DATA SHOWN:

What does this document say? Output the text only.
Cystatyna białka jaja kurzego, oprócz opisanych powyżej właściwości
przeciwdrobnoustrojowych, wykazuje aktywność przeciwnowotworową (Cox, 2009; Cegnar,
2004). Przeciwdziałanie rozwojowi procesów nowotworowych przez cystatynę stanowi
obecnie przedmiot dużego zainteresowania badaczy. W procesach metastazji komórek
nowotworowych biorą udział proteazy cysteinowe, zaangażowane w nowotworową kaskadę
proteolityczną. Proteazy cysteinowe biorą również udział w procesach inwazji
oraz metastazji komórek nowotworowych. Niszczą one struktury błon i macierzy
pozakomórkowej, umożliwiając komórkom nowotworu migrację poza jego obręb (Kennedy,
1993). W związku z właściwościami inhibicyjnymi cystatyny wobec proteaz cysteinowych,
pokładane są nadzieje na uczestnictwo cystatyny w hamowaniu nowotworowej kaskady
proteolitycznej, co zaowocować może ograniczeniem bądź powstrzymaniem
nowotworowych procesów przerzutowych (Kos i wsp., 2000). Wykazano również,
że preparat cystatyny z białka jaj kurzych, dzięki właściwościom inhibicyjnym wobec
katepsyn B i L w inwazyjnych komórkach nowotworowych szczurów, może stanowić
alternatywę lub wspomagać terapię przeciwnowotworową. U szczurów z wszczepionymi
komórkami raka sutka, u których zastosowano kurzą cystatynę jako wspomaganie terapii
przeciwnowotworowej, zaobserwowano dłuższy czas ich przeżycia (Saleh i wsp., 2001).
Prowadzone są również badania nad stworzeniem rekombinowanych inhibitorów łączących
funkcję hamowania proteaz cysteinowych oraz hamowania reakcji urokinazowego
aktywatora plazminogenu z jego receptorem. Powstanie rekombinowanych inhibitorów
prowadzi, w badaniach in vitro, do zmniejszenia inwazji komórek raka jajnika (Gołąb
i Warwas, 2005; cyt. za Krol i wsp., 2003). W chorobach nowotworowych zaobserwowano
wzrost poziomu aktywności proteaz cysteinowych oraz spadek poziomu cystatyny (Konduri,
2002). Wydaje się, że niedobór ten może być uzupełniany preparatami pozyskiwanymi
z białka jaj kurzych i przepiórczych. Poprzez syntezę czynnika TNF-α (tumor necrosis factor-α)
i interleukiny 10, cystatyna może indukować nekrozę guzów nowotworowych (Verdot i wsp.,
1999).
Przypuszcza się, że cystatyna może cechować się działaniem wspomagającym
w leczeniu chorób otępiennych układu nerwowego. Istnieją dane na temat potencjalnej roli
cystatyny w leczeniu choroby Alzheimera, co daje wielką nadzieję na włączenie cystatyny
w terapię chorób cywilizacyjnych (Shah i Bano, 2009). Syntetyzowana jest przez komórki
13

WHAT YOU ARE ASKED TO DO:
Reproduce each of the entries exactly, omitting none.

EXERCISE RESPONSE:
What does this document say? Output the text only.
Cystatyna białka jaja kurzego, oprócz opisanych powyżej właściwości
przeciwdrobnoustrojowych, wykazuje aktywność przeciwnowotworową (Cox, 2009; Cegnar,
2004). Przeciwdziałanie rozwojowi procesów nowotworowych przez cystatynę stanowi
obecnie przedmiot dużego zainteresowania badaczy. W procesach metastazji komórek
nowotworowych biorą udział proteazy cysteinowe, zaangażowane w nowotworową kaskadę
proteolityczną. Proteazy cysteinowe biorą również udział w procesach inwazji
oraz metastazji komórek nowotworowych. Niszczą one struktury błon i macierzy
pozakomórkowej, umożliwiając komórkom nowotworu migrację poza jego obręb (Kennedy,
1993). W związku z właściwościami inhibicyjnymi cystatyny wobec proteaz cysteinowych,
pokładane są nadzieje na uczestnictwo cystatyny w hamowaniu nowotworowej kaskady
proteolitycznej, co zaowocować może ograniczeniem bądź powstrzymaniem
nowotworowych procesów przerzutowych (Kos i wsp., 2000). Wykazano również,
że preparat cystatyny z białka jaj kurzych, dzięki właściwościom inhibicyjnym wobec
katepsyn B i L w inwazyjnych komórkach nowotworowych szczurów, może stanowić
alternatywę lub wspomagać terapię przeciwnowotworową. U szczurów z wszczepionymi
komórkami raka sutka, u których zastosowano kurzą cystatynę jako wspomaganie terapii
przeciwnowotworowej, zaobserwowano dłuższy czas ich przeżycia (Saleh i wsp., 2001).
Prowadzone są również badania nad stworzeniem rekombinowanych inhibitorów łączących
funkcję hamowania proteaz cysteinowych oraz hamowania reakcji urokinazowego
aktywatora plazminogenu z jego receptorem. Powstanie rekombinowanych inhibitorów
prowadzi, w badaniach in vitro, do zmniejszenia inwazji komórek raka jajnika (Gołąb
i Warwas, 2005; cyt. za Krol i wsp., 2003). W chorobach nowotworowych zaobserwowano
wzrost poziomu aktywności proteaz cysteinowych oraz spadek poziomu cystatyny (Konduri,
2002). Wydaje się, że niedobór ten może być uzupełniany preparatami pozyskiwanymi
z białka jaj kurzych i przepiórczych. Poprzez syntezę czynnika TNF-α (tumor necrosis factor-α)
i interleukiny 10, cystatyna może indukować nekrozę guzów nowotworowych (Verdot i wsp.,
1999).
Przypuszcza się, że cystatyna może cechować się działaniem wspomagającym
w leczeniu chorób otępiennych układu nerwowego. Istnieją dane na temat potencjalnej roli
cystatyny w leczeniu choroby Alzheimera, co daje wielką nadzieję na włączenie cystatyny
w terapię chorób cywilizacyjnych (Shah i Bano, 2009). Syntetyzowana jest przez komórki
13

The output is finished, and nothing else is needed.